BEGIN EXTRACTED INFORMATION

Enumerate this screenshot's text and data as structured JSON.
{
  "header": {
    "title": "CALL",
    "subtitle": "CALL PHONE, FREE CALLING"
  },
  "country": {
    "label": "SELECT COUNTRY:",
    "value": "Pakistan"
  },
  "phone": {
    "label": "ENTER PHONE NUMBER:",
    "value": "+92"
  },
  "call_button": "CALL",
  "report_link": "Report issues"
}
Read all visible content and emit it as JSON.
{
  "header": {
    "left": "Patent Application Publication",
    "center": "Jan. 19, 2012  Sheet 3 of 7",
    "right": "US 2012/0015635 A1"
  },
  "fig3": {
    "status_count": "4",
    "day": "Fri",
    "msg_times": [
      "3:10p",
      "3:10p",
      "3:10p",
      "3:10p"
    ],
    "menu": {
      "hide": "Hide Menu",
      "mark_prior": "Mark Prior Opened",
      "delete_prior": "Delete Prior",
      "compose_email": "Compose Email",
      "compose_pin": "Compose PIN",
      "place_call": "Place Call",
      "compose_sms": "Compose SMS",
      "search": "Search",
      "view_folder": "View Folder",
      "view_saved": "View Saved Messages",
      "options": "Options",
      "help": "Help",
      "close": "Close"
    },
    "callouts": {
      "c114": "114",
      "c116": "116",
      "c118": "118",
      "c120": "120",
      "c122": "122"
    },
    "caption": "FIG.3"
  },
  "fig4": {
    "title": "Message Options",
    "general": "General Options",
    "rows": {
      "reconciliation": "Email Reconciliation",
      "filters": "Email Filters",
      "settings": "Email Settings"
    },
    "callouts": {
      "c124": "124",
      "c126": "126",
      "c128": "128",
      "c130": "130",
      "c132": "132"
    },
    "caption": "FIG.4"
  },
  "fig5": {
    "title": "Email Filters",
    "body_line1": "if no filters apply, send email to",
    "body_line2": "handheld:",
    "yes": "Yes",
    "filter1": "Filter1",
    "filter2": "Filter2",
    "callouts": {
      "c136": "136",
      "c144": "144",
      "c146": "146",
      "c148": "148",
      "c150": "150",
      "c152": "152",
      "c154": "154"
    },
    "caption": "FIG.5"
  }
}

END EXTRACTED INFORMATION
BEGIN EXTRACTED INFORMATION

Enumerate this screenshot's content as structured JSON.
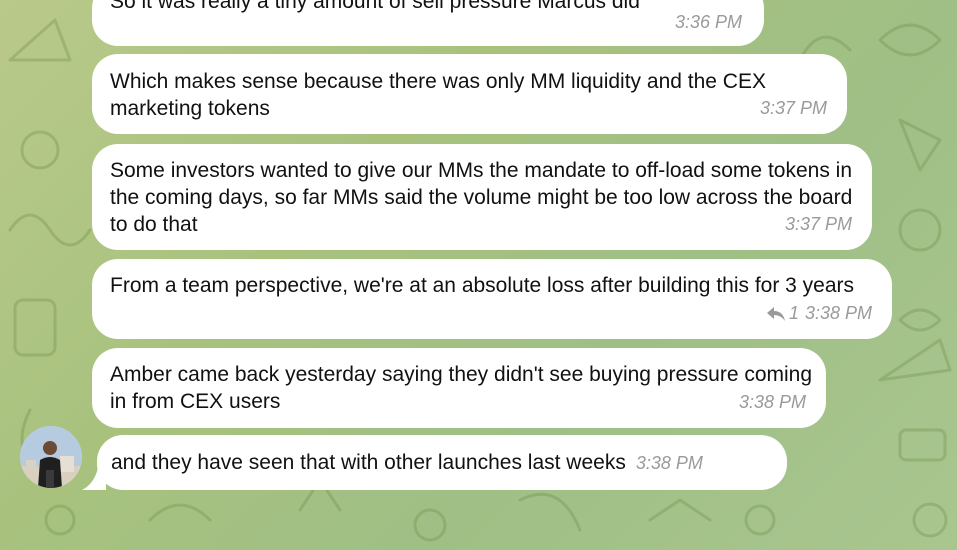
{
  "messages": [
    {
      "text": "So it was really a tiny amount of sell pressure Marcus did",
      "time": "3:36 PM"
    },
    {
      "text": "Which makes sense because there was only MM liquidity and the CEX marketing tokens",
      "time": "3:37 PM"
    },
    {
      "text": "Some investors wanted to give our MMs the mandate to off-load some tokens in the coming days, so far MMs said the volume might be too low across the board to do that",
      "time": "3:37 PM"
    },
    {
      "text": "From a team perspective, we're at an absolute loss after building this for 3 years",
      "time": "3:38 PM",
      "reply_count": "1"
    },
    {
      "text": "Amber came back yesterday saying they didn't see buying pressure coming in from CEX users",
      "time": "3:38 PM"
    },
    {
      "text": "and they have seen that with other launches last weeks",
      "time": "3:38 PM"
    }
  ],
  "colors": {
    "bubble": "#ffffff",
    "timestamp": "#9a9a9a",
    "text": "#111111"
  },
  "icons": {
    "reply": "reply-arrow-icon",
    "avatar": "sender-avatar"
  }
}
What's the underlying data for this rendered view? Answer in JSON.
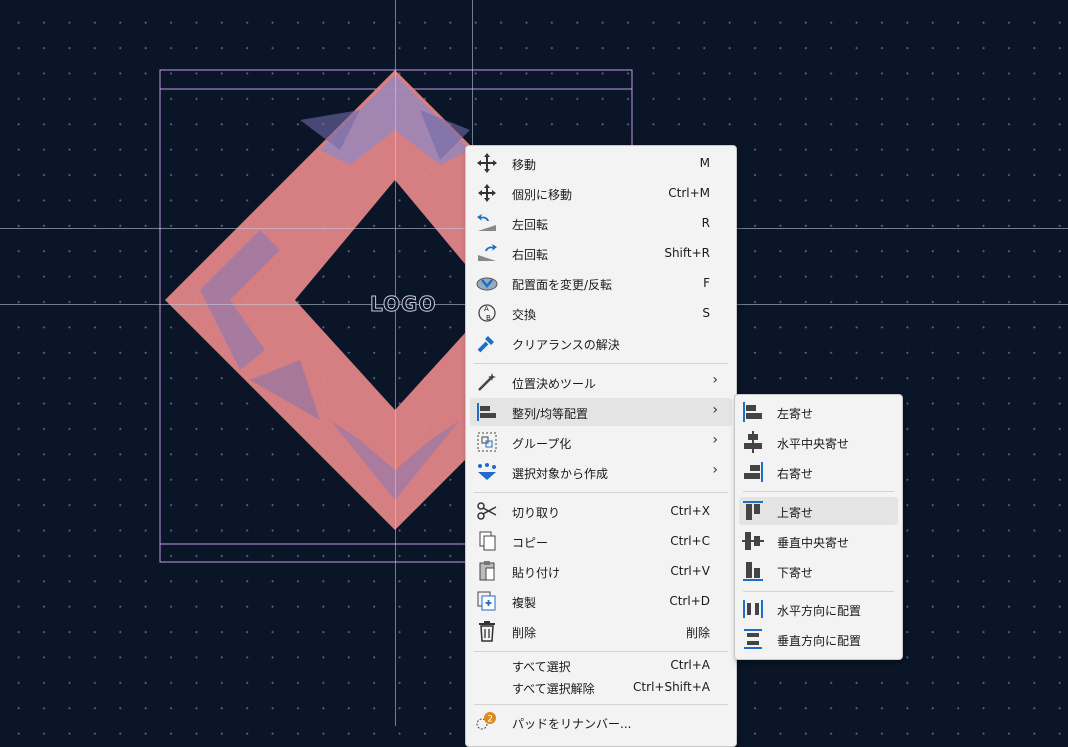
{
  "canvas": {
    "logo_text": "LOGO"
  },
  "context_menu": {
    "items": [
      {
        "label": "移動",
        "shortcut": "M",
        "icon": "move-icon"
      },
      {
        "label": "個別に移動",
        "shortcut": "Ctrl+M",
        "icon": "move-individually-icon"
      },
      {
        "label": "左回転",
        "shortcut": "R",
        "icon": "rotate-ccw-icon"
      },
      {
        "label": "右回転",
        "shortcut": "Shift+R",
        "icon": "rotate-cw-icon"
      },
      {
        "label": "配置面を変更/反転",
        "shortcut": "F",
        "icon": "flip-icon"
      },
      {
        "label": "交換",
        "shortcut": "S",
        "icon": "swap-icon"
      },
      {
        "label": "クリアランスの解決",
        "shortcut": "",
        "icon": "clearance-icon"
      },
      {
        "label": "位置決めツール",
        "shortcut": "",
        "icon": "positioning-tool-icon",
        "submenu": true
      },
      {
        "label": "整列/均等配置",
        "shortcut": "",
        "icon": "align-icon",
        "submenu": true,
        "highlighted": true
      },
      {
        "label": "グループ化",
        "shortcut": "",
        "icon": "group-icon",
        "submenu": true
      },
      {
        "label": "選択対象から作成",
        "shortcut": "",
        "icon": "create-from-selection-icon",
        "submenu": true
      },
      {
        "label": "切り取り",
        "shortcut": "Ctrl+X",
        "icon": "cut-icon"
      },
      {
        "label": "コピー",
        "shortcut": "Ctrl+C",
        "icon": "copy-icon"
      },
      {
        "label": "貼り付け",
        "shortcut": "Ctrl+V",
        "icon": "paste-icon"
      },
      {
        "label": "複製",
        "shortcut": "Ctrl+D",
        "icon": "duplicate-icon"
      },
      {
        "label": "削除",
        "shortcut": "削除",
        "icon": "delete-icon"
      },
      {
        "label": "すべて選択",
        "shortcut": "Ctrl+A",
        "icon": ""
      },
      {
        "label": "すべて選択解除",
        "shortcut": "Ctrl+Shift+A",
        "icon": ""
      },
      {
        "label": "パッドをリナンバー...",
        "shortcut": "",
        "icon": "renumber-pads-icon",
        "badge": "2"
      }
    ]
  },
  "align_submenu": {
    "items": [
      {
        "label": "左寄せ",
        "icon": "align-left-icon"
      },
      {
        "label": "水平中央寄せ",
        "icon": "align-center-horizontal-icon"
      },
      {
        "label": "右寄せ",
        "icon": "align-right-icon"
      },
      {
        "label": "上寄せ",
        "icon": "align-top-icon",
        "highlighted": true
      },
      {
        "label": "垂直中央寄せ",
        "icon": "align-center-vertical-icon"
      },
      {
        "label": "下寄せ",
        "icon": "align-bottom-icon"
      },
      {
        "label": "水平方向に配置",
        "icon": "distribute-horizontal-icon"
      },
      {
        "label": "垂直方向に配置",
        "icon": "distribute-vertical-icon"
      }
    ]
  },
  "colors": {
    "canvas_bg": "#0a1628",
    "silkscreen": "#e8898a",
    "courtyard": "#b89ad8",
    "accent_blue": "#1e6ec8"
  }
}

END EXTRACTED INFORMATION

> [PROBLEM DETAILS]:
From the listing above, collect each line in which the string "they" appears.

> [WRITTEN SOLUTION]:
      "text": "Amber came back yesterday saying they didn't see buying pressure coming in from CEX users",
      "text": "and they have seen that with other launches last weeks",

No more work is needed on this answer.